▸ Problem to work on
Present every line in which the string "CORRELATION" appears.
::::::::
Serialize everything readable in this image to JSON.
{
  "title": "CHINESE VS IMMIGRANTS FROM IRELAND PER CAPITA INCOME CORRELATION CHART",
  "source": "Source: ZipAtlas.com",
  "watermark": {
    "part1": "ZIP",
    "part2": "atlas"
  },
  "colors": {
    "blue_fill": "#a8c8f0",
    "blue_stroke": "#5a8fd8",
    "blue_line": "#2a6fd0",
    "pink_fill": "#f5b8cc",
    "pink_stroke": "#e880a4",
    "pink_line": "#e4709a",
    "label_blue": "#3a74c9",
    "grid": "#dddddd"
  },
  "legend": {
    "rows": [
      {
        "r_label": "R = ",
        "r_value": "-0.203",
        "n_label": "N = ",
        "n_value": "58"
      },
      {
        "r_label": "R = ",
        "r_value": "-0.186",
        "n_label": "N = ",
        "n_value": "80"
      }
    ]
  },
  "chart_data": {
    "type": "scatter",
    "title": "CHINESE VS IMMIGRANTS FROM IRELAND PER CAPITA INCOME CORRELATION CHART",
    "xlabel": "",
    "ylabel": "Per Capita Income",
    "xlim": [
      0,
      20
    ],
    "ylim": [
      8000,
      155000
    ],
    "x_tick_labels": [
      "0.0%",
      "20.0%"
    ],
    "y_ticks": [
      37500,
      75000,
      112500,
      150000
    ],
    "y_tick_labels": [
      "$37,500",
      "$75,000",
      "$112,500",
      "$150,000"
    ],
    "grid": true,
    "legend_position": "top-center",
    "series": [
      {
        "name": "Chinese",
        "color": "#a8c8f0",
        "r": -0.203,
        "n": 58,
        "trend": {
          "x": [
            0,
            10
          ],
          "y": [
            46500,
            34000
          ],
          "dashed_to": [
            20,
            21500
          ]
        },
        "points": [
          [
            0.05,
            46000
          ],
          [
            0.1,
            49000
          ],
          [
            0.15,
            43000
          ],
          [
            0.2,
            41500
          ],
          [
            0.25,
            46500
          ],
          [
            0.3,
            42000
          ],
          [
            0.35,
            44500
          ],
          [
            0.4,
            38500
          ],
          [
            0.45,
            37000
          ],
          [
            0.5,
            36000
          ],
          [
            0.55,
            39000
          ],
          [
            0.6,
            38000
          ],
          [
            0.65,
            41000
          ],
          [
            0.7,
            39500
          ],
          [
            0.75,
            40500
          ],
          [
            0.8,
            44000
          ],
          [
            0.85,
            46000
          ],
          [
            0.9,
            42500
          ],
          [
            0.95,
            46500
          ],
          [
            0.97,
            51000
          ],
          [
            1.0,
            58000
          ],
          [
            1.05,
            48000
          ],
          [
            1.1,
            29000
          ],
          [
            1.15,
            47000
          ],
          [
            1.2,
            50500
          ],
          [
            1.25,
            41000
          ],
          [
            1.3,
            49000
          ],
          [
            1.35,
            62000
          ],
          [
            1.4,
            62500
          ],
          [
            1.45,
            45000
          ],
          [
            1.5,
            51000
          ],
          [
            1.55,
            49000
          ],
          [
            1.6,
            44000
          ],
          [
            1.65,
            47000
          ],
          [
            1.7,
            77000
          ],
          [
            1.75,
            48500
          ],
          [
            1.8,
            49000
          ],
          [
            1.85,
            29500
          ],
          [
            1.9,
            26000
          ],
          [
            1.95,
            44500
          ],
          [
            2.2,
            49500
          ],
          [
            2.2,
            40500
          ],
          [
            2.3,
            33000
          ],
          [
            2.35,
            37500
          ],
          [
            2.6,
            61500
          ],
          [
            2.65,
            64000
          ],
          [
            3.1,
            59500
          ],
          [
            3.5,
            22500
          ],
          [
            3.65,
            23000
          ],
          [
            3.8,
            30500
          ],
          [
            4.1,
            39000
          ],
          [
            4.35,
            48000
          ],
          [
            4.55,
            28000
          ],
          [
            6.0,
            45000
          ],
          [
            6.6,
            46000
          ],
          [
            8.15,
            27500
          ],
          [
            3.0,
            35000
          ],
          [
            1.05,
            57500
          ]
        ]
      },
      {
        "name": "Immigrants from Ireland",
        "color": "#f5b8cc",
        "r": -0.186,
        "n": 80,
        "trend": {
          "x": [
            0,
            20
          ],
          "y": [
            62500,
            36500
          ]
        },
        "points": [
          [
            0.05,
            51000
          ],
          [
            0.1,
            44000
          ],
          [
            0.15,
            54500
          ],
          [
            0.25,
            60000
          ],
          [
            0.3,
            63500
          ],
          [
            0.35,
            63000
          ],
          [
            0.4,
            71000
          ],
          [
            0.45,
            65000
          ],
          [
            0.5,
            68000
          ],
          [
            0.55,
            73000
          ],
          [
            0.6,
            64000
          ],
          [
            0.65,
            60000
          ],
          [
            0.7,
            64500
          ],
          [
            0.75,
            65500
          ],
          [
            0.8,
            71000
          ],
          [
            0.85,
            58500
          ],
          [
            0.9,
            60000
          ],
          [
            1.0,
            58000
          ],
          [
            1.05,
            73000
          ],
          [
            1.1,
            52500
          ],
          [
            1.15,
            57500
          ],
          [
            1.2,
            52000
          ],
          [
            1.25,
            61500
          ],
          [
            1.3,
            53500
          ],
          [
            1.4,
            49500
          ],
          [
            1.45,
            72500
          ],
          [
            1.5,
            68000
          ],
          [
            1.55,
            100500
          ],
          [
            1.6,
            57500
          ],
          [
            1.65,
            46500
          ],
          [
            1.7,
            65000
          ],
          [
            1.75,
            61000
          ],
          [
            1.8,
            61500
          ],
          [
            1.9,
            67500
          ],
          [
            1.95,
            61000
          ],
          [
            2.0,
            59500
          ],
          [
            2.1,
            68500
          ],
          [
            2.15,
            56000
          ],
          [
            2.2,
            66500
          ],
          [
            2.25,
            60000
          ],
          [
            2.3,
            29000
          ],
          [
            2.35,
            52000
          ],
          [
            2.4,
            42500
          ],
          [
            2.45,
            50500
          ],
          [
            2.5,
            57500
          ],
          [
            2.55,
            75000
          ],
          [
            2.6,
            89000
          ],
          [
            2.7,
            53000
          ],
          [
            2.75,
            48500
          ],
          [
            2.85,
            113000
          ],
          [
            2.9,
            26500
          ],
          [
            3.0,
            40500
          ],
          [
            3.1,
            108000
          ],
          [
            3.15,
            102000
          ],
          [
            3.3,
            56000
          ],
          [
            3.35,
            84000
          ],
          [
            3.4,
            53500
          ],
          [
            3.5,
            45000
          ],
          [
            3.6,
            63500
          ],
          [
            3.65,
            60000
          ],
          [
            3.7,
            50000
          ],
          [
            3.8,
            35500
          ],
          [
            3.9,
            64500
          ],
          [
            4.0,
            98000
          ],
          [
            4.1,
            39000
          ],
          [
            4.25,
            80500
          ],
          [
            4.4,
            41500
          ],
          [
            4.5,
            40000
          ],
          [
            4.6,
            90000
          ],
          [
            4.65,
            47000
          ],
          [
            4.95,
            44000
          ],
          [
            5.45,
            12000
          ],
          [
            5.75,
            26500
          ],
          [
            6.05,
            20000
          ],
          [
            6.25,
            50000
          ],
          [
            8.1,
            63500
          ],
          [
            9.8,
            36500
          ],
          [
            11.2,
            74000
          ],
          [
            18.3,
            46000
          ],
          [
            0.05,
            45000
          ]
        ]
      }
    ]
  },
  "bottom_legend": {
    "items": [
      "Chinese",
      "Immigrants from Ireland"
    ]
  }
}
::::::::
▸ Result of the exercise
  "title": "CHINESE VS IMMIGRANTS FROM IRELAND PER CAPITA INCOME CORRELATION CHART",
    "title": "CHINESE VS IMMIGRANTS FROM IRELAND PER CAPITA INCOME CORRELATION CHART",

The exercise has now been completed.